Write out each line that follows exactly as it stands, without the pictures.

# start of Records shown

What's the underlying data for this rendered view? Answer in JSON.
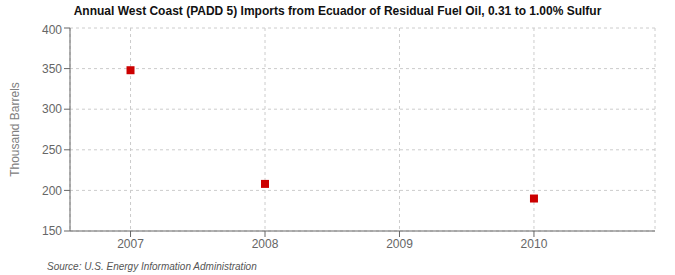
{
  "chart_data": {
    "type": "scatter",
    "title": "Annual West Coast (PADD 5) Imports from Ecuador of Residual Fuel Oil, 0.31 to 1.00% Sulfur",
    "ylabel": "Thousand Barrels",
    "source": "Source: U.S. Energy Information Administration",
    "x": [
      2007,
      2008,
      2010
    ],
    "values": [
      348,
      208,
      190
    ],
    "xlim": [
      2006.55,
      2010.9
    ],
    "ylim": [
      150,
      400
    ],
    "xticks": [
      2007,
      2008,
      2009,
      2010
    ],
    "yticks": [
      150,
      200,
      250,
      300,
      350,
      400
    ],
    "color": "#cc0000",
    "marker": "square",
    "grid": true
  }
}
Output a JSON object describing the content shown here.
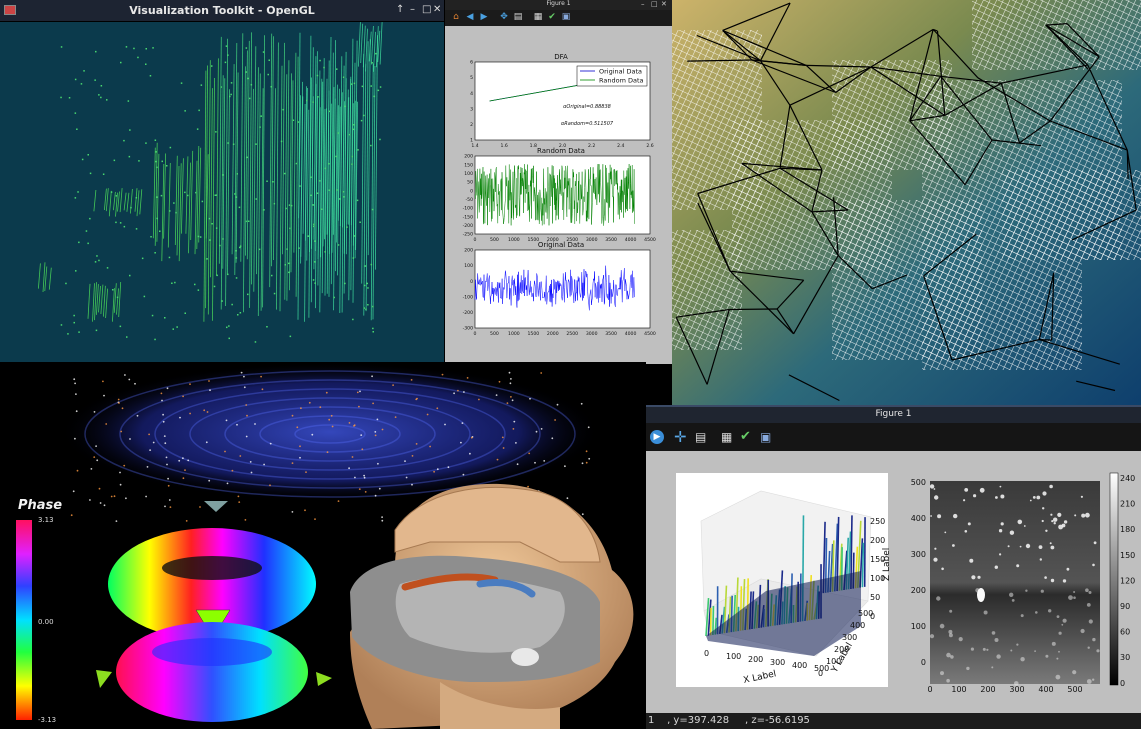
{
  "vtk_window": {
    "title": "Visualization Toolkit - OpenGL",
    "controls": [
      "↑",
      "–",
      "□",
      "✕"
    ]
  },
  "dfa_figure": {
    "window_title": "Figure 1",
    "controls": [
      "–",
      "□",
      "✕"
    ],
    "toolbar_icons": [
      "home-icon",
      "back-icon",
      "forward-icon",
      "pan-icon",
      "zoom-icon",
      "configure-icon",
      "edit-icon",
      "save-icon"
    ]
  },
  "figure_bottom": {
    "window_title": "Figure 1",
    "toolbar_icons": [
      "forward-icon",
      "pan-icon",
      "zoom-icon",
      "configure-icon",
      "edit-icon",
      "save-icon"
    ],
    "status_text": "1    , y=397.428     , z=-56.6195"
  },
  "phase_colorbar": {
    "title": "Phase",
    "max_label": "3.13",
    "mid_label": "0.00",
    "min_label": "-3.13"
  },
  "chart_data": [
    {
      "type": "line",
      "title": "DFA",
      "x": [
        1.5,
        2.4
      ],
      "series": [
        {
          "name": "Original Data",
          "color": "#0000cc",
          "values": [
            3.5,
            5.0
          ]
        },
        {
          "name": "Random Data",
          "color": "#008800",
          "values": [
            3.5,
            4.99
          ]
        }
      ],
      "xlim": [
        1.4,
        2.6
      ],
      "ylim": [
        1,
        6
      ],
      "xticks": [
        "1.4",
        "1.6",
        "1.8",
        "2.0",
        "2.2",
        "2.4",
        "2.6"
      ],
      "yticks": [
        "1",
        "2",
        "3",
        "4",
        "5",
        "6"
      ],
      "annotations": [
        "αOriginal=0.88838",
        "αRandom=0.511507"
      ],
      "legend": "top-right"
    },
    {
      "type": "line",
      "title": "Random Data",
      "series": [
        {
          "name": "Random Data",
          "color": "#008000",
          "amplitude": 150,
          "noise": "white"
        }
      ],
      "xlim": [
        0,
        4500
      ],
      "ylim": [
        -250,
        200
      ],
      "xticks": [
        "0",
        "500",
        "1000",
        "1500",
        "2000",
        "2500",
        "3000",
        "3500",
        "4000",
        "4500"
      ],
      "yticks": [
        "200",
        "150",
        "100",
        "50",
        "0",
        "-50",
        "-100",
        "-150",
        "-200",
        "-250"
      ]
    },
    {
      "type": "line",
      "title": "Original Data",
      "series": [
        {
          "name": "Original Data",
          "color": "#0000ff",
          "amplitude": 200,
          "noise": "oscillating"
        }
      ],
      "xlim": [
        0,
        4500
      ],
      "ylim": [
        -300,
        200
      ],
      "xticks": [
        "0",
        "500",
        "1000",
        "1500",
        "2000",
        "2500",
        "3000",
        "3500",
        "4000",
        "4500"
      ],
      "yticks": [
        "200",
        "100",
        "0",
        "-100",
        "-200",
        "-300"
      ]
    },
    {
      "type": "surface",
      "title": "",
      "xlabel": "X Label",
      "ylabel": "Y Label",
      "zlabel": "Z Label",
      "xticks": [
        "0",
        "100",
        "200",
        "300",
        "400",
        "500"
      ],
      "yticks": [
        "0",
        "100",
        "200",
        "300",
        "400",
        "500"
      ],
      "zticks": [
        "0",
        "50",
        "100",
        "150",
        "200",
        "250"
      ]
    },
    {
      "type": "heatmap",
      "xticks": [
        "0",
        "100",
        "200",
        "300",
        "400",
        "500"
      ],
      "yticks": [
        "500",
        "400",
        "300",
        "200",
        "100",
        "0"
      ],
      "colorbar_ticks": [
        "240",
        "210",
        "180",
        "150",
        "120",
        "90",
        "60",
        "30",
        "0"
      ],
      "cmap": "gray"
    }
  ]
}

# end of Records shown

- **Written solution**
What's the underlying data for this rendered view? Answer in JSON.
{
  "chart_data": {
    "type": "scatter",
    "title": "Annual West Coast (PADD 5) Imports from Ecuador of Residual Fuel Oil, 0.31 to 1.00% Sulfur",
    "ylabel": "Thousand Barrels",
    "source": "Source: U.S. Energy Information Administration",
    "x": [
      2007,
      2008,
      2010
    ],
    "values": [
      348,
      208,
      190
    ],
    "xlim": [
      2006.55,
      2010.9
    ],
    "ylim": [
      150,
      400
    ],
    "xticks": [
      2007,
      2008,
      2009,
      2010
    ],
    "yticks": [
      150,
      200,
      250,
      300,
      350,
      400
    ],
    "color": "#cc0000",
    "marker": "square",
    "grid": true
  }
}
Output a JSON object describing the content shown here.
{
  "vtk_window": {
    "title": "Visualization Toolkit - OpenGL",
    "controls": [
      "↑",
      "–",
      "□",
      "✕"
    ]
  },
  "dfa_figure": {
    "window_title": "Figure 1",
    "controls": [
      "–",
      "□",
      "✕"
    ],
    "toolbar_icons": [
      "home-icon",
      "back-icon",
      "forward-icon",
      "pan-icon",
      "zoom-icon",
      "configure-icon",
      "edit-icon",
      "save-icon"
    ]
  },
  "figure_bottom": {
    "window_title": "Figure 1",
    "toolbar_icons": [
      "forward-icon",
      "pan-icon",
      "zoom-icon",
      "configure-icon",
      "edit-icon",
      "save-icon"
    ],
    "status_text": "1    , y=397.428     , z=-56.6195"
  },
  "phase_colorbar": {
    "title": "Phase",
    "max_label": "3.13",
    "mid_label": "0.00",
    "min_label": "-3.13"
  },
  "chart_data": [
    {
      "type": "line",
      "title": "DFA",
      "x": [
        1.5,
        2.4
      ],
      "series": [
        {
          "name": "Original Data",
          "color": "#0000cc",
          "values": [
            3.5,
            5.0
          ]
        },
        {
          "name": "Random Data",
          "color": "#008800",
          "values": [
            3.5,
            4.99
          ]
        }
      ],
      "xlim": [
        1.4,
        2.6
      ],
      "ylim": [
        1,
        6
      ],
      "xticks": [
        "1.4",
        "1.6",
        "1.8",
        "2.0",
        "2.2",
        "2.4",
        "2.6"
      ],
      "yticks": [
        "1",
        "2",
        "3",
        "4",
        "5",
        "6"
      ],
      "annotations": [
        "αOriginal=0.88838",
        "αRandom=0.511507"
      ],
      "legend": "top-right"
    },
    {
      "type": "line",
      "title": "Random Data",
      "series": [
        {
          "name": "Random Data",
          "color": "#008000",
          "amplitude": 150,
          "noise": "white"
        }
      ],
      "xlim": [
        0,
        4500
      ],
      "ylim": [
        -250,
        200
      ],
      "xticks": [
        "0",
        "500",
        "1000",
        "1500",
        "2000",
        "2500",
        "3000",
        "3500",
        "4000",
        "4500"
      ],
      "yticks": [
        "200",
        "150",
        "100",
        "50",
        "0",
        "-50",
        "-100",
        "-150",
        "-200",
        "-250"
      ]
    },
    {
      "type": "line",
      "title": "Original Data",
      "series": [
        {
          "name": "Original Data",
          "color": "#0000ff",
          "amplitude": 200,
          "noise": "oscillating"
        }
      ],
      "xlim": [
        0,
        4500
      ],
      "ylim": [
        -300,
        200
      ],
      "xticks": [
        "0",
        "500",
        "1000",
        "1500",
        "2000",
        "2500",
        "3000",
        "3500",
        "4000",
        "4500"
      ],
      "yticks": [
        "200",
        "100",
        "0",
        "-100",
        "-200",
        "-300"
      ]
    },
    {
      "type": "surface",
      "title": "",
      "xlabel": "X Label",
      "ylabel": "Y Label",
      "zlabel": "Z Label",
      "xticks": [
        "0",
        "100",
        "200",
        "300",
        "400",
        "500"
      ],
      "yticks": [
        "0",
        "100",
        "200",
        "300",
        "400",
        "500"
      ],
      "zticks": [
        "0",
        "50",
        "100",
        "150",
        "200",
        "250"
      ]
    },
    {
      "type": "heatmap",
      "xticks": [
        "0",
        "100",
        "200",
        "300",
        "400",
        "500"
      ],
      "yticks": [
        "500",
        "400",
        "300",
        "200",
        "100",
        "0"
      ],
      "colorbar_ticks": [
        "240",
        "210",
        "180",
        "150",
        "120",
        "90",
        "60",
        "30",
        "0"
      ],
      "cmap": "gray"
    }
  ]
}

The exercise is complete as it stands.